_Task_
Locate each line below that includes "subtitle" and reproduce it.

=== The input ===

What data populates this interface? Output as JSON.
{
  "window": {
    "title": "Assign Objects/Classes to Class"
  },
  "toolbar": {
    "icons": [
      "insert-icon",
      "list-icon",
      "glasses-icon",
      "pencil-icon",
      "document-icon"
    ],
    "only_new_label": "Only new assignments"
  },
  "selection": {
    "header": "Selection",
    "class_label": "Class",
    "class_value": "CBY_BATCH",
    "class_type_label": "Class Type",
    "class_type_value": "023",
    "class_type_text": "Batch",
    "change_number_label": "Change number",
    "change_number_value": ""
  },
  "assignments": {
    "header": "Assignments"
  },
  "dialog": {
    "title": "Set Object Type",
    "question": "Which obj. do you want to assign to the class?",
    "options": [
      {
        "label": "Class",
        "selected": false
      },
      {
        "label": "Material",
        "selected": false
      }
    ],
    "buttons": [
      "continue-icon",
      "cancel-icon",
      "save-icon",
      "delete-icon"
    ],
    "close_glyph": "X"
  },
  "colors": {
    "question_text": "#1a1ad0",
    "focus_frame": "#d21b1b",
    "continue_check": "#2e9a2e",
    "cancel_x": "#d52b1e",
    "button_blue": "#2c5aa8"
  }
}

===
=== The input ===

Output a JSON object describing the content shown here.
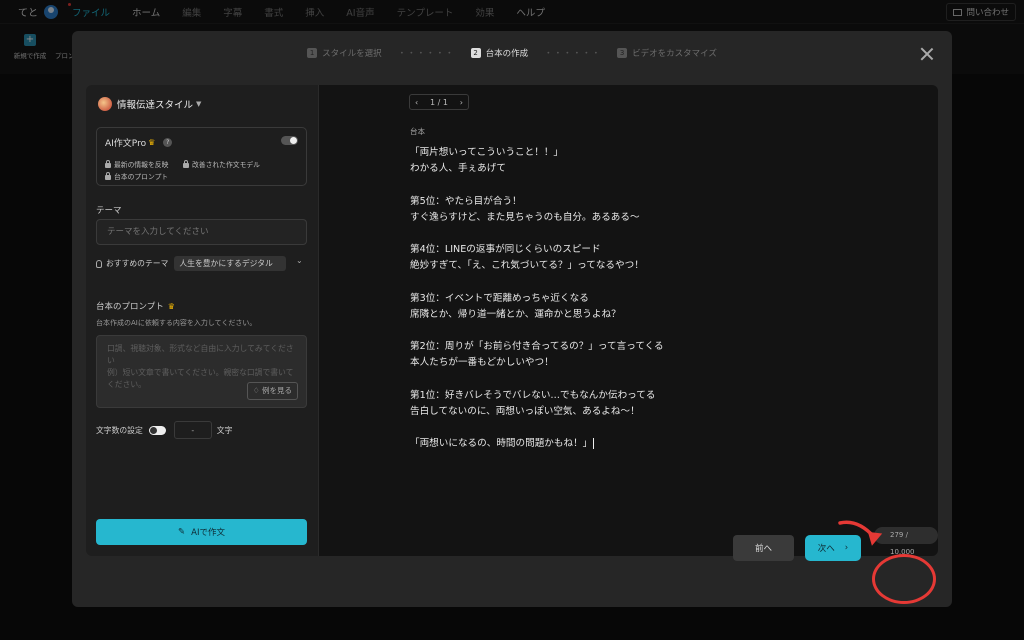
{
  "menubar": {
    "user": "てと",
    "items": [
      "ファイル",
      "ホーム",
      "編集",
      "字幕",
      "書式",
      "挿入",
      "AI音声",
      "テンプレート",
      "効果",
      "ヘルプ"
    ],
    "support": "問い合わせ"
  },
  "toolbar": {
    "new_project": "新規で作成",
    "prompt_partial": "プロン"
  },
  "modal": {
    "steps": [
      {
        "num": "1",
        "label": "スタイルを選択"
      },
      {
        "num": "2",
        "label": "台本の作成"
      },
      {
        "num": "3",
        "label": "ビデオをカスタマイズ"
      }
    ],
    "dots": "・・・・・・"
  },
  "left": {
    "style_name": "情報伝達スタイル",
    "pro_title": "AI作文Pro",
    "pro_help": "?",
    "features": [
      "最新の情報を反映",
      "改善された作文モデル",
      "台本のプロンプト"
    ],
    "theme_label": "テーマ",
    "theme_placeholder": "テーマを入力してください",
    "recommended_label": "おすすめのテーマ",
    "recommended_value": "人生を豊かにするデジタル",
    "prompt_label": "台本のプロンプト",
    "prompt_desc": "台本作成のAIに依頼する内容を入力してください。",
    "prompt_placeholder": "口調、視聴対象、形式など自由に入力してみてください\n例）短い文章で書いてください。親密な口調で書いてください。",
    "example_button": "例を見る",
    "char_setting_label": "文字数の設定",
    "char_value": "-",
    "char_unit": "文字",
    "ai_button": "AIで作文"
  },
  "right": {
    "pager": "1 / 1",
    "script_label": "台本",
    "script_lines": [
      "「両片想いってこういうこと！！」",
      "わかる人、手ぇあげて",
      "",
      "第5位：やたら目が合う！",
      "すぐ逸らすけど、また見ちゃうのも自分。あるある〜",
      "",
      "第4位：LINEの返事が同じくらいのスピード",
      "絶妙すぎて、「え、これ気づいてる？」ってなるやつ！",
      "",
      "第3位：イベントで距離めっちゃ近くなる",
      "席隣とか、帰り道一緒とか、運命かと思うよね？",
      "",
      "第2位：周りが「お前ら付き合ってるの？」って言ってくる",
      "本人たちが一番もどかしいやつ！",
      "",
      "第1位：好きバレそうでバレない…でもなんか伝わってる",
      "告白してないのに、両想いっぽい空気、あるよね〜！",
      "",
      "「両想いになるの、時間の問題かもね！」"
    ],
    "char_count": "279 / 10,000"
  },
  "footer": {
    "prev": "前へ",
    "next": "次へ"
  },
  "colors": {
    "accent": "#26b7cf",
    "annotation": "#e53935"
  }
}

===
=== The input ===

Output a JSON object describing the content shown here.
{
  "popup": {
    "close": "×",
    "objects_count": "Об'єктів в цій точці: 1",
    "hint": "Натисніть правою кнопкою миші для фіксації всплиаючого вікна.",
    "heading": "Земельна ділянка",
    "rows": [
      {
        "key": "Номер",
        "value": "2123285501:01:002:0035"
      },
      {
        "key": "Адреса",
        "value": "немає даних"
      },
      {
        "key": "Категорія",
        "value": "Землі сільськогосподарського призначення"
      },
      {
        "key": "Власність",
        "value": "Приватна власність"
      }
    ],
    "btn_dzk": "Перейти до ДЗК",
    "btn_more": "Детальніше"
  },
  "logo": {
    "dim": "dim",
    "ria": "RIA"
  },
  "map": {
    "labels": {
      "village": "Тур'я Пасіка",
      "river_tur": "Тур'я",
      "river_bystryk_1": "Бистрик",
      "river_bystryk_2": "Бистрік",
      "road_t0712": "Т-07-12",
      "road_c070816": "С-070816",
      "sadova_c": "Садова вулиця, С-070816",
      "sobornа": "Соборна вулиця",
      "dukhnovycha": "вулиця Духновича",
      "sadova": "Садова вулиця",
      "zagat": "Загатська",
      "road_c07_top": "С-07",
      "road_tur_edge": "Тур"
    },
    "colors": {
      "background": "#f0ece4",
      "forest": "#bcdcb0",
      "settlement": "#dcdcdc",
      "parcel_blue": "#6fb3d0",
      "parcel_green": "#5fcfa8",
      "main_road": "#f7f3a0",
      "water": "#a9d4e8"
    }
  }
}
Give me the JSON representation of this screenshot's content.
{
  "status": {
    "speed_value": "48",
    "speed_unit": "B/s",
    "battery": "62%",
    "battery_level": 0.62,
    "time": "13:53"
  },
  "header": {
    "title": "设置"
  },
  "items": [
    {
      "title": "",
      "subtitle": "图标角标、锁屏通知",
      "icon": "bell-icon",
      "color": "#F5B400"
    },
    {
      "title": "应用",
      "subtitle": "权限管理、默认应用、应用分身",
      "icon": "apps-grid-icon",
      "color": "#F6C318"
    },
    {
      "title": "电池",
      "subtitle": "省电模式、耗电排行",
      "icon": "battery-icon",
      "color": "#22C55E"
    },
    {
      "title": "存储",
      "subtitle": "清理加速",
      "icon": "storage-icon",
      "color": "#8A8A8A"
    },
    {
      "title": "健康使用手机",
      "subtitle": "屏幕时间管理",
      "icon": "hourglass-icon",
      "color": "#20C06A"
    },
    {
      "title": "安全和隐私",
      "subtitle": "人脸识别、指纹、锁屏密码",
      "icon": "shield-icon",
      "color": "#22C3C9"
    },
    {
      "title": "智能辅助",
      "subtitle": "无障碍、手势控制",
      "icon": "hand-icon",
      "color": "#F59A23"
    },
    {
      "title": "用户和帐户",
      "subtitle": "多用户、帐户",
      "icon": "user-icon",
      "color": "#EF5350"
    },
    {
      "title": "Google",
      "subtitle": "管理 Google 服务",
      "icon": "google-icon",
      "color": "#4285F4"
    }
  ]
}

===

_Task output_
      "subtitle": "图标角标、锁屏通知",
      "subtitle": "权限管理、默认应用、应用分身",
      "subtitle": "省电模式、耗电排行",
      "subtitle": "清理加速",
      "subtitle": "屏幕时间管理",
      "subtitle": "人脸识别、指纹、锁屏密码",
      "subtitle": "无障碍、手势控制",
      "subtitle": "多用户、帐户",
      "subtitle": "管理 Google 服务",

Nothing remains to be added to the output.